### Saved entries
======

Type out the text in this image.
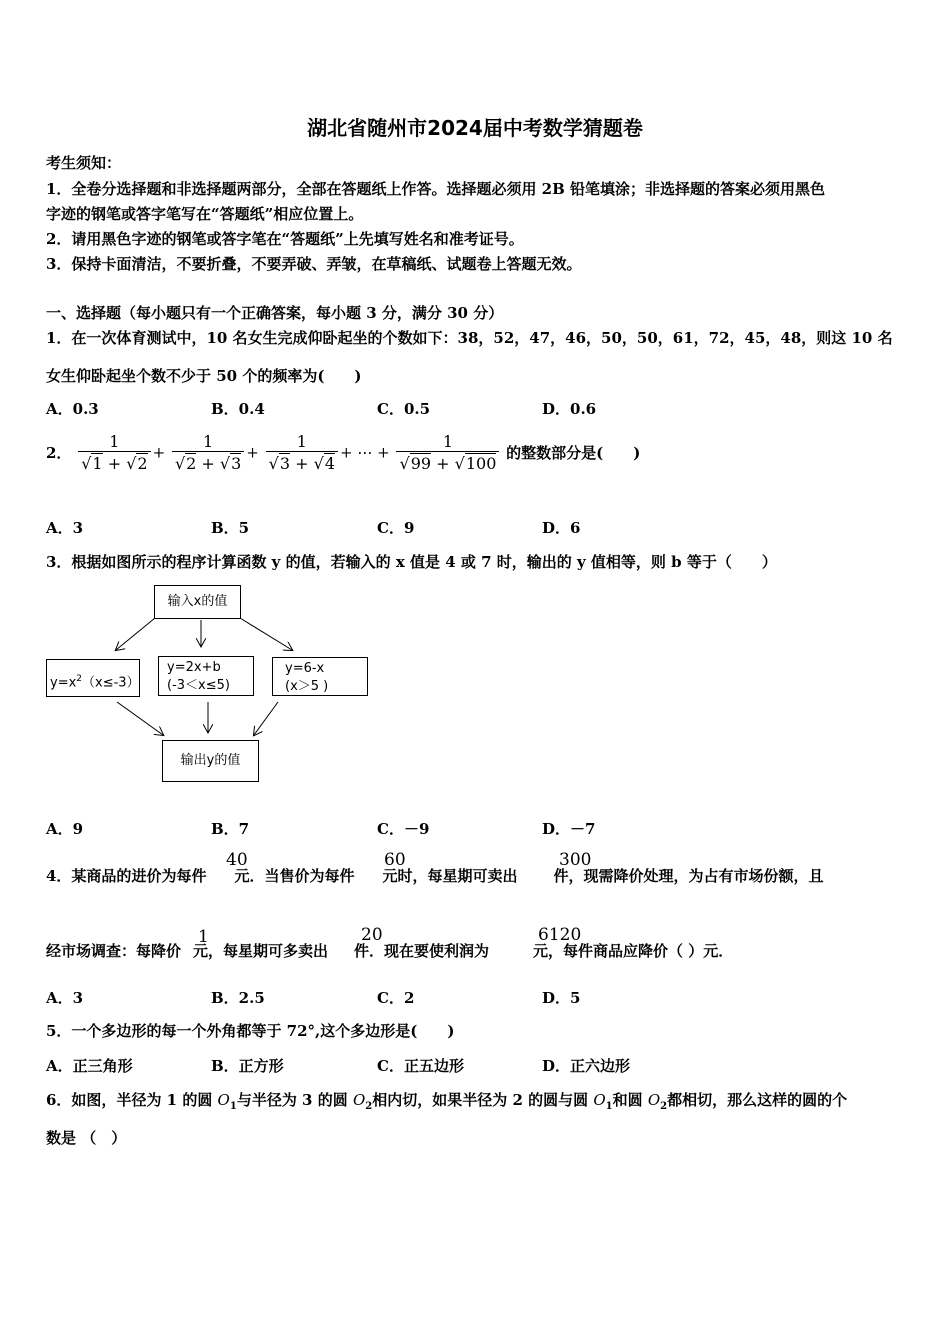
湖北省随州市2024届中考数学猜题卷
考生须知：
1．全卷分选择题和非选择题两部分，全部在答题纸上作答。选择题必须用 2B 铅笔填涂；非选择题的答案必须用黑色
字迹的钢笔或答字笔写在“答题纸”相应位置上。
2．请用黑色字迹的钢笔或答字笔在“答题纸”上先填写姓名和准考证号。
3．保持卡面清洁，不要折叠，不要弄破、弄皱，在草稿纸、试题卷上答题无效。
一、选择题（每小题只有一个正确答案，每小题 3 分，满分 30 分）
1．在一次体育测试中，10 名女生完成仰卧起坐的个数如下：38，52，47，46，50，50，61，72，45，48，则这 10 名
女生仰卧起坐个数不少于 50 个的频率为(　　)
A．0.3	B．0.4	C．0.5	D．0.6
2． $\frac{1}{√1 + √2} + \frac{1}{√2 + √3} + \frac{1}{√3 + √4}$ + ⋯ + $\frac{1}{√99 + √100}$ 的整数部分是(　　)
A．3	B．5	C．9	D．6
3．根据如图所示的程序计算函数 y 的值，若输入的 x 值是 4 或 7 时，输出的 y 值相等，则 b 等于（　　）
输入x的值
$y=x^2(x\le-3)$
y=2x+b
(-3＜x≤5)
y=6-x
(x＞5 )
输出y的值
A．9	B．7	C．－9	D．－7
4．某商品的进价为每件 元．当售价为每件 元时，每星期可卖出 件，现需降价处理，为占有市场份额，且
40	60	300
经市场调查：每降价 元，每星期可多卖出 件．现在要使利润为	元，每件商品应降价（ ）元．
1	20	6120
A．3	B．2.5	C．2	D．5
5．一个多边形的每一个外角都等于 72°,这个多边形是(　　)
A．正三角形	B．正方形	C．正五边形	D．正六边形
6．如图，半径为 1 的圆 $O_1$与半径为 3 的圆 $O_2$相内切，如果半径为 2 的圆与圆 $O_1$和圆 $O_2$都相切，那么这样的圆的个
数是 （　）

======

### Written exercise
Transcribe the listing in full and omit the pictures.

### Written response
Type out the text in this image.
湖北省随州市2024届中考数学猜题卷
考生须知：
1．全卷分选择题和非选择题两部分，全部在答题纸上作答。选择题必须用 2B 铅笔填涂；非选择题的答案必须用黑色
字迹的钢笔或答字笔写在“答题纸”相应位置上。
2．请用黑色字迹的钢笔或答字笔在“答题纸”上先填写姓名和准考证号。
3．保持卡面清洁，不要折叠，不要弄破、弄皱，在草稿纸、试题卷上答题无效。
一、选择题（每小题只有一个正确答案，每小题 3 分，满分 30 分）
1．在一次体育测试中，10 名女生完成仰卧起坐的个数如下：38，52，47，46，50，50，61，72，45，48，则这 10 名
女生仰卧起坐个数不少于 50 个的频率为(　　)
A．0.3	B．0.4	C．0.5	D．0.6
2． $\frac{1}{√1 + √2} + \frac{1}{√2 + √3} + \frac{1}{√3 + √4}$ + ⋯ + $\frac{1}{√99 + √100}$ 的整数部分是(　　)
A．3	B．5	C．9	D．6
3．根据如图所示的程序计算函数 y 的值，若输入的 x 值是 4 或 7 时，输出的 y 值相等，则 b 等于（　　）
输入x的值
$y=x^2(x\le-3)$
y=2x+b
(-3＜x≤5)
y=6-x
(x＞5 )
输出y的值
A．9	B．7	C．－9	D．－7
4．某商品的进价为每件 元．当售价为每件 元时，每星期可卖出 件，现需降价处理，为占有市场份额，且
40	60	300
经市场调查：每降价 元，每星期可多卖出 件．现在要使利润为	元，每件商品应降价（ ）元．
1	20	6120
A．3	B．2.5	C．2	D．5
5．一个多边形的每一个外角都等于 72°,这个多边形是(　　)
A．正三角形	B．正方形	C．正五边形	D．正六边形
6．如图，半径为 1 的圆 $O_1$与半径为 3 的圆 $O_2$相内切，如果半径为 2 的圆与圆 $O_1$和圆 $O_2$都相切，那么这样的圆的个
数是 （　）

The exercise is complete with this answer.